Start Page

Author: Zen, PANews
Traditional Web2 platforms are usually controlled by centralized companies, and the data and traffic value generated by users are aggregated and commercialized by the platform, making it difficult for users to directly gain value from their own content creation or interaction. According to the principles of "decentralization, user ownership and value consensus" emphasized by Web3, users' attention and content value should be directly controlled by the users themselves.
There are many projects in the Web3 industry that have tried to explore user sovereignty and value distribution, and Web3 consumer entertainment platform T-Rex is one of them. The project recently completed a $17 million Pre-Seed financing, with investors including Portal Ventures, Framework Ventures and Arbitrum Gaming Ventures.
T‑Rex is designed for consumer entertainment and content distribution. It is led by Everest Venture Group (EVG) and is committed to bringing mainstream Internet users and content creators into the Web3 ecosystem. Through the concept of "attention economy", it records users' interactive behaviors on social media and video platforms on the chain and gives cryptographic rewards, aiming to solve the "digital ghost town" phenomenon and "mercenary user" problems in the blockchain ecosystem.
Targeting the “attention engine” of ordinary consumers
The core goal of T‑Rex is to become the infrastructure of the Web3 attention layer: through browser plug-ins (Chrome extensions), the built-in distribution and incentive mechanism of the Web2 platform and the blockchain is realized, so that users can naturally obtain token rewards in the social, video and entertainment environments they are accustomed to. The user groups that T‑Rex targets are mainly ordinary consumer-level users, such as netizens who use social entertainment platforms such as YouTube, TikTok, and Twitter on a daily basis, as well as content creators, game players, etc. These groups have a high degree of participation in entertainment content.
The T‑Rex technology stack is built with the Nitro engine provided by Arbitrum Orbit. It inherits the advantages of Arbitrum's customizable chain, achieves ultra-high throughput, low latency and extremely low transaction costs, and meets the needs of consumer-level applications for instant response. Its core innovation is the Proof-of-Engagement (PoE) consensus mechanism: the platform uses browser plug-ins to covertly capture users' interactive behaviors on common social platforms, and generates privacy-protected on-chain proofs for behaviors such as likes, video watching, and content sharing, and automatically issues points and token rewards. This mechanism focuses on verifying and evaluating real user interactions, effectively distinguishing between real users and machine behaviors.

End Page

**Work to do:**
1. Say whether each statement agrees with the T‑Rex article, answering yes or no and quoting the deciding words: (a) T‑Rex completed a $17 million Pre-Seed financing. (b) T‑Rex's technology stack is built on an engine from Solana. (c) T‑Rex mainly targets institutional investors.
2. Retype the T‑Rex article from "T‑Rex is designed" to "the blockchain ecosystem.".
3. Condense the T‑Rex article's paragraph beginning "The T‑Rex technology stack is built" into a bulleted list that keeps its main facts.
The entries that follow come from a separate source.

Start Supplied entries

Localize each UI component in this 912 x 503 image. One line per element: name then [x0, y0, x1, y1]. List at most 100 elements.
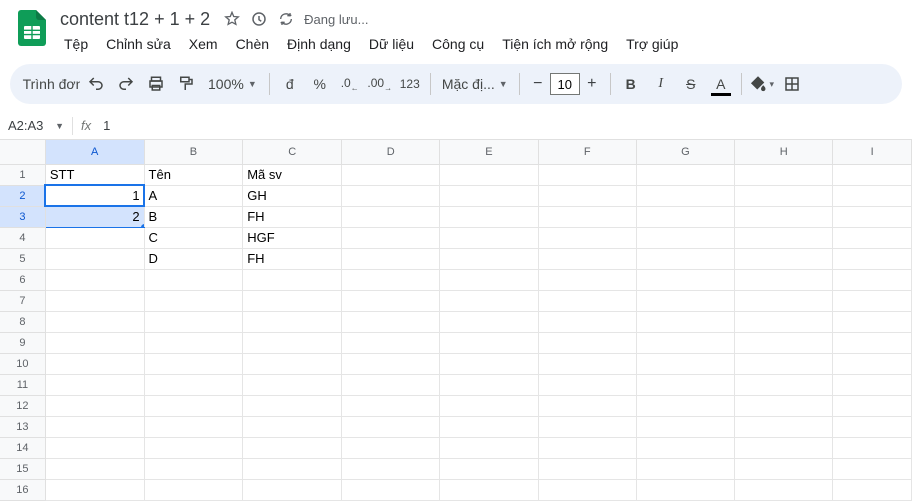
cell-G15[interactable]: [636, 458, 734, 479]
spreadsheet-grid[interactable]: ABCDEFGHI1STTTênMã sv21AGH32BFH4CHGF5DFH…: [0, 140, 912, 501]
fill-color-button[interactable]: ▾: [748, 70, 776, 98]
cell-H11[interactable]: [735, 374, 833, 395]
cell-A14[interactable]: [45, 437, 144, 458]
cell-F8[interactable]: [538, 311, 636, 332]
font-size-input[interactable]: [550, 73, 580, 95]
cell-G12[interactable]: [636, 395, 734, 416]
cell-E14[interactable]: [440, 437, 538, 458]
cell-G5[interactable]: [636, 248, 734, 269]
cell-G1[interactable]: [636, 164, 734, 185]
sheets-logo[interactable]: [12, 8, 52, 48]
cell-C1[interactable]: Mã sv: [243, 164, 342, 185]
cell-I13[interactable]: [833, 416, 912, 437]
print-button[interactable]: [142, 70, 170, 98]
cell-C16[interactable]: [243, 479, 342, 500]
cell-E11[interactable]: [440, 374, 538, 395]
cell-F2[interactable]: [538, 185, 636, 206]
cell-E12[interactable]: [440, 395, 538, 416]
menu-tools[interactable]: Công cụ: [424, 32, 492, 56]
cell-D1[interactable]: [342, 164, 440, 185]
sync-icon[interactable]: [278, 11, 294, 27]
name-box[interactable]: A2:A3▼: [0, 118, 72, 133]
cell-F3[interactable]: [538, 206, 636, 227]
cell-B11[interactable]: [144, 374, 243, 395]
cell-D11[interactable]: [342, 374, 440, 395]
cell-F4[interactable]: [538, 227, 636, 248]
cell-I14[interactable]: [833, 437, 912, 458]
menu-edit[interactable]: Chỉnh sửa: [98, 32, 179, 56]
cell-E9[interactable]: [440, 332, 538, 353]
cell-H13[interactable]: [735, 416, 833, 437]
col-header-B[interactable]: B: [144, 140, 243, 164]
cell-G4[interactable]: [636, 227, 734, 248]
cell-A4[interactable]: [45, 227, 144, 248]
borders-button[interactable]: [778, 70, 806, 98]
cell-G9[interactable]: [636, 332, 734, 353]
italic-button[interactable]: I: [647, 70, 675, 98]
cell-B10[interactable]: [144, 353, 243, 374]
col-header-A[interactable]: A: [45, 140, 144, 164]
cell-G13[interactable]: [636, 416, 734, 437]
cell-I9[interactable]: [833, 332, 912, 353]
col-header-G[interactable]: G: [636, 140, 734, 164]
cell-I2[interactable]: [833, 185, 912, 206]
cell-I8[interactable]: [833, 311, 912, 332]
cell-D14[interactable]: [342, 437, 440, 458]
cell-F6[interactable]: [538, 269, 636, 290]
cell-I7[interactable]: [833, 290, 912, 311]
cell-A6[interactable]: [45, 269, 144, 290]
bold-button[interactable]: B: [617, 70, 645, 98]
cell-G7[interactable]: [636, 290, 734, 311]
decrease-decimal-button[interactable]: .0←: [336, 70, 364, 98]
cell-C7[interactable]: [243, 290, 342, 311]
cell-I4[interactable]: [833, 227, 912, 248]
cell-A12[interactable]: [45, 395, 144, 416]
cell-E4[interactable]: [440, 227, 538, 248]
cell-B2[interactable]: A: [144, 185, 243, 206]
cell-I5[interactable]: [833, 248, 912, 269]
cell-I11[interactable]: [833, 374, 912, 395]
row-header-4[interactable]: 4: [0, 227, 45, 248]
menu-help[interactable]: Trợ giúp: [618, 32, 686, 56]
col-header-H[interactable]: H: [735, 140, 833, 164]
cell-B4[interactable]: C: [144, 227, 243, 248]
cell-D16[interactable]: [342, 479, 440, 500]
currency-button[interactable]: đ: [276, 70, 304, 98]
cell-H5[interactable]: [735, 248, 833, 269]
col-header-F[interactable]: F: [538, 140, 636, 164]
cell-C13[interactable]: [243, 416, 342, 437]
zoom-select[interactable]: 100%▼: [202, 70, 263, 98]
cell-B14[interactable]: [144, 437, 243, 458]
cell-D2[interactable]: [342, 185, 440, 206]
cell-I10[interactable]: [833, 353, 912, 374]
menu-format[interactable]: Định dạng: [279, 32, 359, 56]
cell-I12[interactable]: [833, 395, 912, 416]
star-icon[interactable]: [224, 11, 240, 27]
font-select[interactable]: Mặc đị...▼: [437, 70, 513, 98]
cell-A5[interactable]: [45, 248, 144, 269]
cell-C8[interactable]: [243, 311, 342, 332]
cell-B5[interactable]: D: [144, 248, 243, 269]
cell-A7[interactable]: [45, 290, 144, 311]
text-color-button[interactable]: A: [707, 70, 735, 98]
cell-F7[interactable]: [538, 290, 636, 311]
cell-E13[interactable]: [440, 416, 538, 437]
row-header-15[interactable]: 15: [0, 458, 45, 479]
redo-button[interactable]: [112, 70, 140, 98]
row-header-9[interactable]: 9: [0, 332, 45, 353]
cell-F12[interactable]: [538, 395, 636, 416]
cell-B8[interactable]: [144, 311, 243, 332]
row-header-14[interactable]: 14: [0, 437, 45, 458]
menu-file[interactable]: Tệp: [56, 32, 96, 56]
menu-search[interactable]: Trình đơn: [16, 70, 80, 98]
cell-D12[interactable]: [342, 395, 440, 416]
cell-F11[interactable]: [538, 374, 636, 395]
cell-I1[interactable]: [833, 164, 912, 185]
cell-H12[interactable]: [735, 395, 833, 416]
cell-E15[interactable]: [440, 458, 538, 479]
cell-E5[interactable]: [440, 248, 538, 269]
cell-C3[interactable]: FH: [243, 206, 342, 227]
cell-C14[interactable]: [243, 437, 342, 458]
cell-G10[interactable]: [636, 353, 734, 374]
cell-G2[interactable]: [636, 185, 734, 206]
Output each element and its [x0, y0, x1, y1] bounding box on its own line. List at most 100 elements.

End Supplied entries

**Task-by-task outputs:**
1.
(a) Yes: "The project recently completed a $17 million Pre-Seed financing"
(b) No: "The T‑Rex technology stack is built with the Nitro engine provided by Arbitrum Orbit."
(c) No: "The user groups that T‑Rex targets are mainly ordinary consumer-level users"

2.
T‑Rex is designed for consumer entertainment and content distribution. It is led by Everest Venture Group (EVG) and is committed to bringing mainstream Internet users and content creators into the Web3 ecosystem. Through the concept of "attention economy", it records users' interactive behaviors on social media and video platforms on the chain and gives cryptographic rewards, aiming to solve the "digital ghost town" phenomenon and "mercenary user" problems in the blockchain ecosystem.

3.
- The technology stack uses the Nitro engine from Arbitrum Orbit.
- It inherits the advantages of Arbitrum's customizable chain: ultra-high throughput, low latency and extremely low transaction costs.
- These features meet consumer-level applications' need for instant response.
- The core innovation is the Proof-of-Engagement (PoE) consensus mechanism.
- Browser plug-ins covertly capture user interactions on common social platforms.
- Actions such as likes, video watching and content sharing become privacy-protected on-chain proofs.
- Points and token rewards are issued automatically.
- The mechanism verifies and evaluates real user interactions, distinguishing real users from machine behaviors.